Problem: Copy the passage from the text about online activism from "These early platforms" to "newcomers to follow." word for word.

Excerpted text:
◆ ◆ ◆ ◆ ◆

How the Internet Changed the Game

From Forums to Feeds
Before Twitter threads and viral hashtags, there were online forums—places like Indymedia and MoveOn that felt a bit like crowded town hall meetings, but online. Indymedia started around 1999 and gave anyone a chance to report on global protests, especially during events like the Seattle WTO demonstrations. This meant the news didn’t just come from big TV stations; people at the scene could write and post photos themselves. MoveOn worked differently: it focused on email, sending around petitions and news to millions of people in the U.S., rallying them on topics like war and climate change.

These early platforms worked because they flattened the barriers to getting involved. If you were frustrated with some political issue, you could log in, see what others were talking about, and join a conversation or organize an event. But there were limits: the technology was clunky, information spread slowly, and forums could get lost in long, winding threads that were hard for newcomers to follow.

Everything shifted when social media arrived. Platforms like Facebook, Twitter, and YouTube didn’t just connect you to a single topic; they connected you to everyone, all at once. Posts moved quickly, algorithms surfaced the loudest voices, and a single tweet could reach thousands (or millions) in minutes. For instance, during the Arab Spring around 2011, tweets and Facebook posts helped people plan protests in Egypt and Tunisia without needing to agree on a single leader or a detailed plan in some prickly online forum. Instead, information flowed in real time, and public posts had a ripple effect that went far beyond small activist groups.

◆ ◆ ◆ ◆ ◆

Excerpted records:
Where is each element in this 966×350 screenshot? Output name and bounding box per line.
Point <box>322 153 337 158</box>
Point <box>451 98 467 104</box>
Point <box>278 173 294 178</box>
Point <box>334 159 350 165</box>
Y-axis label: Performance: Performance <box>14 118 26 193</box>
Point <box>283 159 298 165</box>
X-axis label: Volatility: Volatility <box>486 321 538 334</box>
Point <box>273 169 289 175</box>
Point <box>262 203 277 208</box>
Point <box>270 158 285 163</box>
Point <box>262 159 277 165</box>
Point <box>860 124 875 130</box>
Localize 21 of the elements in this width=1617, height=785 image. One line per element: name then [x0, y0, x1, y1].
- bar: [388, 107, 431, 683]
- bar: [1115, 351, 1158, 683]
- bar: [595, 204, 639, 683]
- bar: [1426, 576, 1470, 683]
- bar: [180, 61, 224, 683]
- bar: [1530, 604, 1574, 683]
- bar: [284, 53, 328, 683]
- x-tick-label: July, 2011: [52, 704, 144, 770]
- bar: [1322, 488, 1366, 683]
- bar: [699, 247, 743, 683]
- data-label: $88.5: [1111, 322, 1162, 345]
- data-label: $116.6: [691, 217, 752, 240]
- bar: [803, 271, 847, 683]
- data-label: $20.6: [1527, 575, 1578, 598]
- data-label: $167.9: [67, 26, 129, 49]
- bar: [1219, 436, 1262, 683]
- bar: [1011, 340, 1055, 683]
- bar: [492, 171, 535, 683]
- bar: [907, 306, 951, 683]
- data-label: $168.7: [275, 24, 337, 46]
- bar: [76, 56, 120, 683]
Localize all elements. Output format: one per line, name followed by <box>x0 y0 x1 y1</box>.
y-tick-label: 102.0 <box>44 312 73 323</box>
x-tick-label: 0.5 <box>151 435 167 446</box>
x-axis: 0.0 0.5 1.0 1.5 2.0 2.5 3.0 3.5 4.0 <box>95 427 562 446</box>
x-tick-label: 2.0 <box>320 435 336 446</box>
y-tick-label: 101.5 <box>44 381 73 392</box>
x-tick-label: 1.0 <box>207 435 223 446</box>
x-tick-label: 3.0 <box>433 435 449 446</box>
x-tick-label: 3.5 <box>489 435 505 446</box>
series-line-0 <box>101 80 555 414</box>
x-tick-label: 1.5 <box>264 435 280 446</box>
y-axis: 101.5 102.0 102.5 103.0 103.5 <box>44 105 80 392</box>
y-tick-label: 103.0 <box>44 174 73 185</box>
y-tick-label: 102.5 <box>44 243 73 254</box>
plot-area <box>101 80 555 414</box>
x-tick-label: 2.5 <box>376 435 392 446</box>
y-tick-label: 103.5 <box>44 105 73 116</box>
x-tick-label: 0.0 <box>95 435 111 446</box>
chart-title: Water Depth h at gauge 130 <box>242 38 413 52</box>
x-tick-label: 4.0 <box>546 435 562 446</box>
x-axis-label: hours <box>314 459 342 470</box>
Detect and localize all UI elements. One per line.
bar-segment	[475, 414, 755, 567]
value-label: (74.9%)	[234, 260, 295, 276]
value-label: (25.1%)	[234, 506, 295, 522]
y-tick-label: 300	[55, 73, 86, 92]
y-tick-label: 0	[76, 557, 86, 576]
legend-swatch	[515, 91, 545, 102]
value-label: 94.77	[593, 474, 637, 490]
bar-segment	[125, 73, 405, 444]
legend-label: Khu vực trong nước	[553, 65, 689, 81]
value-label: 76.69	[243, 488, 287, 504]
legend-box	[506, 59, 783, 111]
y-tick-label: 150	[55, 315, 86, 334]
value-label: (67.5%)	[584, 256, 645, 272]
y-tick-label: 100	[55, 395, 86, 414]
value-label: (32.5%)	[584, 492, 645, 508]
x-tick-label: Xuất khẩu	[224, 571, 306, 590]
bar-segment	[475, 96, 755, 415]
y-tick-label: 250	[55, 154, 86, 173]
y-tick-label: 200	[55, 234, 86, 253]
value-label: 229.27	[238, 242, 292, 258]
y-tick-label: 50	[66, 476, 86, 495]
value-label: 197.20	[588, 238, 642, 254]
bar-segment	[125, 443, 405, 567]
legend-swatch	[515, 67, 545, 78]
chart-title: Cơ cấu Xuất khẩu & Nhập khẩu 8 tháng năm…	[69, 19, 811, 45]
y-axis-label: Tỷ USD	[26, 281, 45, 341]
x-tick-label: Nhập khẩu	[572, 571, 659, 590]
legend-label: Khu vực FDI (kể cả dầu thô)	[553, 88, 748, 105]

◆ ◆ ◆ ◆ ◆

Reply to the task:
These early platforms worked because they flattened the barriers to getting involved. If you were frustrated with some political issue, you could log in, see what others were talking about, and join a conversation or organize an event. But there were limits: the technology was clunky, information spread slowly, and forums could get lost in long, winding threads that were hard for newcomers to follow.